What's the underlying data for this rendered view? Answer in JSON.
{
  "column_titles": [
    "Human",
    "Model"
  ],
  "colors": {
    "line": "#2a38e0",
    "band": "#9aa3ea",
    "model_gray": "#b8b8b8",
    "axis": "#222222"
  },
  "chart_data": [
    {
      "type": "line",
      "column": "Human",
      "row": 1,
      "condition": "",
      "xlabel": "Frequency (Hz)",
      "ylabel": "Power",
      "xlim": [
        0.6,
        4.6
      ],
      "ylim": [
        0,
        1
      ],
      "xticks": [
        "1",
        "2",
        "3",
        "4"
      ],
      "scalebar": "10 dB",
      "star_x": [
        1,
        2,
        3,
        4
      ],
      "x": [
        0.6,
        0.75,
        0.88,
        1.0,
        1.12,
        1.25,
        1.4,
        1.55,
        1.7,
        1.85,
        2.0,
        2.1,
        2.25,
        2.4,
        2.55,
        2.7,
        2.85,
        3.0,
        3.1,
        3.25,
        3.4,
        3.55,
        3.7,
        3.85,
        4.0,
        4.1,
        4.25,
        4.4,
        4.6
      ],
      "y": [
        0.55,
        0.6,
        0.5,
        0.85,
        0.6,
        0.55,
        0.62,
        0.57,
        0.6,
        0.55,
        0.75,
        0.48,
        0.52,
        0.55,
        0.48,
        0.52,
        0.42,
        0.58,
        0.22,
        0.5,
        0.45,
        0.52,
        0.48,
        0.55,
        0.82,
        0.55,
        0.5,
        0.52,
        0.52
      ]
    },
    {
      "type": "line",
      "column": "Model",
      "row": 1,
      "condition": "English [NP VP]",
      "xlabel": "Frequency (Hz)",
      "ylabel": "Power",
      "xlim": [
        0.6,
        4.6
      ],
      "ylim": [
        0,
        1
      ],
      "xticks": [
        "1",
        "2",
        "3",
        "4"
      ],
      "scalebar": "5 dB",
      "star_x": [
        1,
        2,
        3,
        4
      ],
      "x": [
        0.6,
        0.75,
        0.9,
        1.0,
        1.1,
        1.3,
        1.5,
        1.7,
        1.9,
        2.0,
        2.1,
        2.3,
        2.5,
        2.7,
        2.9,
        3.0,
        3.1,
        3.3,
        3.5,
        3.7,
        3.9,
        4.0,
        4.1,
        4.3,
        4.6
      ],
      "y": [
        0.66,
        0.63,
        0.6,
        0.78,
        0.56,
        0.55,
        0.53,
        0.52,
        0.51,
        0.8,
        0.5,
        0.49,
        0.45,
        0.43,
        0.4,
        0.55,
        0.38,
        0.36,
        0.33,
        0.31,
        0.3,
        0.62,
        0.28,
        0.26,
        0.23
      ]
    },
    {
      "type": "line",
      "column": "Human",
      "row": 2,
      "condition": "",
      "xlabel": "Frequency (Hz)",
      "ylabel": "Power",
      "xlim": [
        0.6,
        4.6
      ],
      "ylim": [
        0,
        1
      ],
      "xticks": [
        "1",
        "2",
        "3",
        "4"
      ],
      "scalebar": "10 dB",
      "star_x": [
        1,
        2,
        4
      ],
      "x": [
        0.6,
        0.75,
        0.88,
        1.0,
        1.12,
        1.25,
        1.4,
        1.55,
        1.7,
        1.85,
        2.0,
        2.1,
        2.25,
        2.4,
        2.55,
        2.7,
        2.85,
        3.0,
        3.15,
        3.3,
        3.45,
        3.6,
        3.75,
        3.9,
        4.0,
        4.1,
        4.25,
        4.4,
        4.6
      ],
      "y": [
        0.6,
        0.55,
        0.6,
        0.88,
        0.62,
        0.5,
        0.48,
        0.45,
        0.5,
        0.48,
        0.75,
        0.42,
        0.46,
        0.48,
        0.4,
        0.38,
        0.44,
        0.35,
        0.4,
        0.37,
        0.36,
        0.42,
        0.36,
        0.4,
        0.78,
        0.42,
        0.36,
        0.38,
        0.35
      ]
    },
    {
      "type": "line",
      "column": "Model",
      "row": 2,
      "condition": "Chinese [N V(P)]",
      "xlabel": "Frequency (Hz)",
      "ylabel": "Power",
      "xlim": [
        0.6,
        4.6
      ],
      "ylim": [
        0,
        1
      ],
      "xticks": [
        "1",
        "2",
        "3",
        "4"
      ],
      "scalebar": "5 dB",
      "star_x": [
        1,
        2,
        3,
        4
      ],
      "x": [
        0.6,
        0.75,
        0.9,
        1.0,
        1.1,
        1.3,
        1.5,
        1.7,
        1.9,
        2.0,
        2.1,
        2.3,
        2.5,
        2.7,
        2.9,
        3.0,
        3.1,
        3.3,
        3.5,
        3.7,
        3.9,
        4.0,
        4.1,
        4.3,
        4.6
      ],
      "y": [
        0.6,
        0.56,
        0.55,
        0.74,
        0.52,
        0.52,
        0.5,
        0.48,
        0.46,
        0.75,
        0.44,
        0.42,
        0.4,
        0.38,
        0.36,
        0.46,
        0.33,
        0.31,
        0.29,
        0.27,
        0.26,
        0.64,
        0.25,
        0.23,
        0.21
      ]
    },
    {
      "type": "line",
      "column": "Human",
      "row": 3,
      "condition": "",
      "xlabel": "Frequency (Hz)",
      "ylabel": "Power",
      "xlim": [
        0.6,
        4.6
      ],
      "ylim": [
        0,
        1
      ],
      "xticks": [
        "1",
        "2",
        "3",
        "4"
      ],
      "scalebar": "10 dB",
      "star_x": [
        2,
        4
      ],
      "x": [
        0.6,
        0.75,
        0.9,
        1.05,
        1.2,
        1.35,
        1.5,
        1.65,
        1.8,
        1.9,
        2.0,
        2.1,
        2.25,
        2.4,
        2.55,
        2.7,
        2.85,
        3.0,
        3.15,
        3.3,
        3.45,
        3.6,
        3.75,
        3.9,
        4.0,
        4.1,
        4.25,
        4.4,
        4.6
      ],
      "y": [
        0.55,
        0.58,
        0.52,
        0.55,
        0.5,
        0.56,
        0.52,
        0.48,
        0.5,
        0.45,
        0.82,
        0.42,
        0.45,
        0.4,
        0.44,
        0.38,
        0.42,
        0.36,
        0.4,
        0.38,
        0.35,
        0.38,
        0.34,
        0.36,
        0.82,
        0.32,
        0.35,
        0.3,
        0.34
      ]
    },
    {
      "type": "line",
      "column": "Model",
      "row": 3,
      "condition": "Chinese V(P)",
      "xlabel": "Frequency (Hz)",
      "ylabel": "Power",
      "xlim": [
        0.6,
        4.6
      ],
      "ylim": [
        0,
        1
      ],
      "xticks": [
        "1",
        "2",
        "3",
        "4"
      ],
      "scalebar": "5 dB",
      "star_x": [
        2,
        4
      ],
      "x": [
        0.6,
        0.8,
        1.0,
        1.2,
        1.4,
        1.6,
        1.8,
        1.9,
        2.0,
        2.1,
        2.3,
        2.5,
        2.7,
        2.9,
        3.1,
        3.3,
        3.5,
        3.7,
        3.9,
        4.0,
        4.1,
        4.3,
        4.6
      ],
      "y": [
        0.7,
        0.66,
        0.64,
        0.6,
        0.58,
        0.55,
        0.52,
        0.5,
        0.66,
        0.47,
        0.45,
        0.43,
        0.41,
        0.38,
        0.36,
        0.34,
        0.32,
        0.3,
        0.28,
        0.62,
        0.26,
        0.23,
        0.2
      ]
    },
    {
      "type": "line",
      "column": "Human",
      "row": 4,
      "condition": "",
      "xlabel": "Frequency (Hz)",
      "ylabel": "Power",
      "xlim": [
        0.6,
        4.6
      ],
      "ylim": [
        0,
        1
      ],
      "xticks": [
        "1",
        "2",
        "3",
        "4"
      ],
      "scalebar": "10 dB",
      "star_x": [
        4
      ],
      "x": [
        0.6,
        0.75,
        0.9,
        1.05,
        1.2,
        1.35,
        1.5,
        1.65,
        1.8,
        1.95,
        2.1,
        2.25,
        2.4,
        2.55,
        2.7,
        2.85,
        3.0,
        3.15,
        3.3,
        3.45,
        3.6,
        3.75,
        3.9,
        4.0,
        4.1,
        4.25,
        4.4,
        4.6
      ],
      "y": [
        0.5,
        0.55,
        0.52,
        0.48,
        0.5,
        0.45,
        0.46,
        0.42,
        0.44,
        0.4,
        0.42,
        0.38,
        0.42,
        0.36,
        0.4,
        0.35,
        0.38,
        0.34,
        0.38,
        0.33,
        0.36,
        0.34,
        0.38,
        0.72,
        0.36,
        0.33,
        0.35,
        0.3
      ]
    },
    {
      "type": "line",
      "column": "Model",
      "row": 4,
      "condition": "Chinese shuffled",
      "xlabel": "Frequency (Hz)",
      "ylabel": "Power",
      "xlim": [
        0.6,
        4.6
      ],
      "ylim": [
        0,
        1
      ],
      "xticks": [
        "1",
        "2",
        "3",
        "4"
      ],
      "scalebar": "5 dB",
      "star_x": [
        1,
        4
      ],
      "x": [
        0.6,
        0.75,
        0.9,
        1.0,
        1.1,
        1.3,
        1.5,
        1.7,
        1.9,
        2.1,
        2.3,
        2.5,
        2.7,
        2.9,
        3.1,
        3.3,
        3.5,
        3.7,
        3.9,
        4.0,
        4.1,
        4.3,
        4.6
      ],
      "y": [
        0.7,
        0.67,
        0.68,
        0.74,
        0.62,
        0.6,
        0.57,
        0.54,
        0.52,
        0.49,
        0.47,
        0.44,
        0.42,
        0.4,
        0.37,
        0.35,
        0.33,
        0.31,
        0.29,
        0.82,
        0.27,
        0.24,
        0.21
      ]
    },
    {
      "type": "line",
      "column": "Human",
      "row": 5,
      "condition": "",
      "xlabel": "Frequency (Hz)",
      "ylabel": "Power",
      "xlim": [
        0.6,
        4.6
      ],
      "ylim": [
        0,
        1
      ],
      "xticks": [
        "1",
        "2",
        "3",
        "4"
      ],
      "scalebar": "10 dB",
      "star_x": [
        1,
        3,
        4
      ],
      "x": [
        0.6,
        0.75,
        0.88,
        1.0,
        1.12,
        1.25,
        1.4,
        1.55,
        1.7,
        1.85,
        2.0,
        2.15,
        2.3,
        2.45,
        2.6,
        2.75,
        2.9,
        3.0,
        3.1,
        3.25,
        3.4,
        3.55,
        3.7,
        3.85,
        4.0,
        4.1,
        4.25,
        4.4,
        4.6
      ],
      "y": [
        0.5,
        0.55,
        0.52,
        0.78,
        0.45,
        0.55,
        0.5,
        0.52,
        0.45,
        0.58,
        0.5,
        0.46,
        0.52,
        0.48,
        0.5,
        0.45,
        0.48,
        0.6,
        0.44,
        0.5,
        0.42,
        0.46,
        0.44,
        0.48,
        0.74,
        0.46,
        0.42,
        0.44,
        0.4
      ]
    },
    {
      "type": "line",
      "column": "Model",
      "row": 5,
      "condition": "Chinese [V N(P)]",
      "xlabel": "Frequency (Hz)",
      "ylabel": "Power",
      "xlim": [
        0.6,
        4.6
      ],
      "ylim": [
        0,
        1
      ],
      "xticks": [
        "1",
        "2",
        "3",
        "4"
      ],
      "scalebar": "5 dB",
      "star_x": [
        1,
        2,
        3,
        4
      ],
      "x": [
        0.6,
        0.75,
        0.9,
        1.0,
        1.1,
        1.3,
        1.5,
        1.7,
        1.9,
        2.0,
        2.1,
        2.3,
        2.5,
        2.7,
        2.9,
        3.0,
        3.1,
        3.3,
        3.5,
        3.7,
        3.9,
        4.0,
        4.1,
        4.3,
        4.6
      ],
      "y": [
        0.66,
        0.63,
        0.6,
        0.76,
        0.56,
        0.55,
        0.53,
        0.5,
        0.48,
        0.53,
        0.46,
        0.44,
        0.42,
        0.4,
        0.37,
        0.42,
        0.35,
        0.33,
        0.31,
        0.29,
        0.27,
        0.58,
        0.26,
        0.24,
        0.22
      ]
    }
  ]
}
------
**WRITTEN TASK:** From the data above, gather every line that includes the word "Chinese".

**CORRECT RESULT:**
      "condition": "Chinese [N V(P)]",
      "condition": "Chinese V(P)",
      "condition": "Chinese shuffled",
      "condition": "Chinese [V N(P)]",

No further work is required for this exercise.